- [Entries taken from a collection]:
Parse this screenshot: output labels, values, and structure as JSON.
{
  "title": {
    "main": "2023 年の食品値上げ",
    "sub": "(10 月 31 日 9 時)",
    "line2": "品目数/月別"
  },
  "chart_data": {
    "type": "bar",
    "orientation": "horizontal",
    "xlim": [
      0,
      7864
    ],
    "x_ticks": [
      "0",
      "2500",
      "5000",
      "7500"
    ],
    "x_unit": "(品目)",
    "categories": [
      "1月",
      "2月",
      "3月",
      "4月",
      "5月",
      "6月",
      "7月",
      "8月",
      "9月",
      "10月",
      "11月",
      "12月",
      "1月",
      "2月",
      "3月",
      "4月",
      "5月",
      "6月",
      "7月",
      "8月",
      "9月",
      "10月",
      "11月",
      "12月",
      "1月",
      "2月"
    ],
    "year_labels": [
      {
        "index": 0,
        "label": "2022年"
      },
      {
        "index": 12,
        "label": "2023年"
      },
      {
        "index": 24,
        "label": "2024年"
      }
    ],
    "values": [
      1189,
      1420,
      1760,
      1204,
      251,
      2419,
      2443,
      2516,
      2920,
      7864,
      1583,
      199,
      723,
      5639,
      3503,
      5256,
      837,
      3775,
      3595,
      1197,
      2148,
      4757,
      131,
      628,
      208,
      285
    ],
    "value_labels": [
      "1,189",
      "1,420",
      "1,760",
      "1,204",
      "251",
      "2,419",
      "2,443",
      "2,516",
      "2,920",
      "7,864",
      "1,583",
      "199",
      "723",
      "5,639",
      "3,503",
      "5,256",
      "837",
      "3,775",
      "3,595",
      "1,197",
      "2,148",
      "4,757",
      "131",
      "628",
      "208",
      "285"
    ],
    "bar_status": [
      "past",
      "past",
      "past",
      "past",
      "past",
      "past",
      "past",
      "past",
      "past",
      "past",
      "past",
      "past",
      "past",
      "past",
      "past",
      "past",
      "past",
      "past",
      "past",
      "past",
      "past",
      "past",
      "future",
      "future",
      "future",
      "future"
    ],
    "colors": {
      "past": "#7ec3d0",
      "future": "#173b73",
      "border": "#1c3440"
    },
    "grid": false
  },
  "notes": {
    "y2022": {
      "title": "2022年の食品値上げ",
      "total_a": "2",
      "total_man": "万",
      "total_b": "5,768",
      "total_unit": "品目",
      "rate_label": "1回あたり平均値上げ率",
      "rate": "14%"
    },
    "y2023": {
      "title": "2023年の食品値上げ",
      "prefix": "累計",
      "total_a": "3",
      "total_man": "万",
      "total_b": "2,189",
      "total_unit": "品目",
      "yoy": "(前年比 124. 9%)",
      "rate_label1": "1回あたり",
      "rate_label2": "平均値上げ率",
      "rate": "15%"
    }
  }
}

- [TASK PROMPT]:
Each line above must be reproduced exactly as it stands.

- [THE RESPONSE]:
Parse this screenshot: output labels, values, and structure as JSON.
{
  "title": {
    "main": "2023 年の食品値上げ",
    "sub": "(10 月 31 日 9 時)",
    "line2": "品目数/月別"
  },
  "chart_data": {
    "type": "bar",
    "orientation": "horizontal",
    "xlim": [
      0,
      7864
    ],
    "x_ticks": [
      "0",
      "2500",
      "5000",
      "7500"
    ],
    "x_unit": "(品目)",
    "categories": [
      "1月",
      "2月",
      "3月",
      "4月",
      "5月",
      "6月",
      "7月",
      "8月",
      "9月",
      "10月",
      "11月",
      "12月",
      "1月",
      "2月",
      "3月",
      "4月",
      "5月",
      "6月",
      "7月",
      "8月",
      "9月",
      "10月",
      "11月",
      "12月",
      "1月",
      "2月"
    ],
    "year_labels": [
      {
        "index": 0,
        "label": "2022年"
      },
      {
        "index": 12,
        "label": "2023年"
      },
      {
        "index": 24,
        "label": "2024年"
      }
    ],
    "values": [
      1189,
      1420,
      1760,
      1204,
      251,
      2419,
      2443,
      2516,
      2920,
      7864,
      1583,
      199,
      723,
      5639,
      3503,
      5256,
      837,
      3775,
      3595,
      1197,
      2148,
      4757,
      131,
      628,
      208,
      285
    ],
    "value_labels": [
      "1,189",
      "1,420",
      "1,760",
      "1,204",
      "251",
      "2,419",
      "2,443",
      "2,516",
      "2,920",
      "7,864",
      "1,583",
      "199",
      "723",
      "5,639",
      "3,503",
      "5,256",
      "837",
      "3,775",
      "3,595",
      "1,197",
      "2,148",
      "4,757",
      "131",
      "628",
      "208",
      "285"
    ],
    "bar_status": [
      "past",
      "past",
      "past",
      "past",
      "past",
      "past",
      "past",
      "past",
      "past",
      "past",
      "past",
      "past",
      "past",
      "past",
      "past",
      "past",
      "past",
      "past",
      "past",
      "past",
      "past",
      "past",
      "future",
      "future",
      "future",
      "future"
    ],
    "colors": {
      "past": "#7ec3d0",
      "future": "#173b73",
      "border": "#1c3440"
    },
    "grid": false
  },
  "notes": {
    "y2022": {
      "title": "2022年の食品値上げ",
      "total_a": "2",
      "total_man": "万",
      "total_b": "5,768",
      "total_unit": "品目",
      "rate_label": "1回あたり平均値上げ率",
      "rate": "14%"
    },
    "y2023": {
      "title": "2023年の食品値上げ",
      "prefix": "累計",
      "total_a": "3",
      "total_man": "万",
      "total_b": "2,189",
      "total_unit": "品目",
      "yoy": "(前年比 124. 9%)",
      "rate_label1": "1回あたり",
      "rate_label2": "平均値上げ率",
      "rate": "15%"
    }
  }
}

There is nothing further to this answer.